> What to do
Write out all of the entries exactly as given.

> Stored dataset items

[start]

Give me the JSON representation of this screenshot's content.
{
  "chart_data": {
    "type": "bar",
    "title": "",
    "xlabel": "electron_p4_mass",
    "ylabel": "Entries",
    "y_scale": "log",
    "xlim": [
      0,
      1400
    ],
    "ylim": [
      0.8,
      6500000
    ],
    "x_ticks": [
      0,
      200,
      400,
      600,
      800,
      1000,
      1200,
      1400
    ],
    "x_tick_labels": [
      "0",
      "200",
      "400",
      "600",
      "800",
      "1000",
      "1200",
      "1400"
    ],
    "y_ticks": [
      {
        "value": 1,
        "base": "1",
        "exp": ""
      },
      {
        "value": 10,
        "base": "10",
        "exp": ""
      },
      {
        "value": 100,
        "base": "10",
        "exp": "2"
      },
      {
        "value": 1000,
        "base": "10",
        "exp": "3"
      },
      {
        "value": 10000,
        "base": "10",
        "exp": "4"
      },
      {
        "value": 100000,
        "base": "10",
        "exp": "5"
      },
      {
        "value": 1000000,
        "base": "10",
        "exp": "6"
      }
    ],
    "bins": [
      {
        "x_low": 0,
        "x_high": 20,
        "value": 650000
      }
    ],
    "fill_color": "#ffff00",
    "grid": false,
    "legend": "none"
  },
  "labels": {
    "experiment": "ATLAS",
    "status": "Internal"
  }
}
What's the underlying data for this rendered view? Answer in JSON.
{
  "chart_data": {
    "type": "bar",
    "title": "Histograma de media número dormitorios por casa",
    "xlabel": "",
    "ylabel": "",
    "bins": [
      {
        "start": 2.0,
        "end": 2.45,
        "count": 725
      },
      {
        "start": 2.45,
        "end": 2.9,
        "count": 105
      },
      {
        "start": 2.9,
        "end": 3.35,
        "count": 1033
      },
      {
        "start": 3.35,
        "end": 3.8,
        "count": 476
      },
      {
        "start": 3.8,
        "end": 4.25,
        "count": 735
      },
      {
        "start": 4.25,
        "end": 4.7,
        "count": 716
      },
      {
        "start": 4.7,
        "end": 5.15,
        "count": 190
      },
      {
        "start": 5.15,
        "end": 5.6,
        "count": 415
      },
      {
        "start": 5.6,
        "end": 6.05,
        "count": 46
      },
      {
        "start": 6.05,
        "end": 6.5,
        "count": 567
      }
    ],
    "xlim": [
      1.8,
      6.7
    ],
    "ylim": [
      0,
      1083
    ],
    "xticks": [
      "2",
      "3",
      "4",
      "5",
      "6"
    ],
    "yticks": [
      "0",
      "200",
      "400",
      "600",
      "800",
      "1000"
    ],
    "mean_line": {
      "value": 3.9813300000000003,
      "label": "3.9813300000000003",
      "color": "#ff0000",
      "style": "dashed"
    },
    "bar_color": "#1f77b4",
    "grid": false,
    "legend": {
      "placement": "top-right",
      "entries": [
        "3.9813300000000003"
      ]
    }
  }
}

[end]

> Full response
Give me the JSON representation of this screenshot's content.
{
  "chart_data": {
    "type": "bar",
    "title": "",
    "xlabel": "electron_p4_mass",
    "ylabel": "Entries",
    "y_scale": "log",
    "xlim": [
      0,
      1400
    ],
    "ylim": [
      0.8,
      6500000
    ],
    "x_ticks": [
      0,
      200,
      400,
      600,
      800,
      1000,
      1200,
      1400
    ],
    "x_tick_labels": [
      "0",
      "200",
      "400",
      "600",
      "800",
      "1000",
      "1200",
      "1400"
    ],
    "y_ticks": [
      {
        "value": 1,
        "base": "1",
        "exp": ""
      },
      {
        "value": 10,
        "base": "10",
        "exp": ""
      },
      {
        "value": 100,
        "base": "10",
        "exp": "2"
      },
      {
        "value": 1000,
        "base": "10",
        "exp": "3"
      },
      {
        "value": 10000,
        "base": "10",
        "exp": "4"
      },
      {
        "value": 100000,
        "base": "10",
        "exp": "5"
      },
      {
        "value": 1000000,
        "base": "10",
        "exp": "6"
      }
    ],
    "bins": [
      {
        "x_low": 0,
        "x_high": 20,
        "value": 650000
      }
    ],
    "fill_color": "#ffff00",
    "grid": false,
    "legend": "none"
  },
  "labels": {
    "experiment": "ATLAS",
    "status": "Internal"
  }
}
What's the underlying data for this rendered view? Answer in JSON.
{
  "chart_data": {
    "type": "bar",
    "title": "Histograma de media número dormitorios por casa",
    "xlabel": "",
    "ylabel": "",
    "bins": [
      {
        "start": 2.0,
        "end": 2.45,
        "count": 725
      },
      {
        "start": 2.45,
        "end": 2.9,
        "count": 105
      },
      {
        "start": 2.9,
        "end": 3.35,
        "count": 1033
      },
      {
        "start": 3.35,
        "end": 3.8,
        "count": 476
      },
      {
        "start": 3.8,
        "end": 4.25,
        "count": 735
      },
      {
        "start": 4.25,
        "end": 4.7,
        "count": 716
      },
      {
        "start": 4.7,
        "end": 5.15,
        "count": 190
      },
      {
        "start": 5.15,
        "end": 5.6,
        "count": 415
      },
      {
        "start": 5.6,
        "end": 6.05,
        "count": 46
      },
      {
        "start": 6.05,
        "end": 6.5,
        "count": 567
      }
    ],
    "xlim": [
      1.8,
      6.7
    ],
    "ylim": [
      0,
      1083
    ],
    "xticks": [
      "2",
      "3",
      "4",
      "5",
      "6"
    ],
    "yticks": [
      "0",
      "200",
      "400",
      "600",
      "800",
      "1000"
    ],
    "mean_line": {
      "value": 3.9813300000000003,
      "label": "3.9813300000000003",
      "color": "#ff0000",
      "style": "dashed"
    },
    "bar_color": "#1f77b4",
    "grid": false,
    "legend": {
      "placement": "top-right",
      "entries": [
        "3.9813300000000003"
      ]
    }
  }
}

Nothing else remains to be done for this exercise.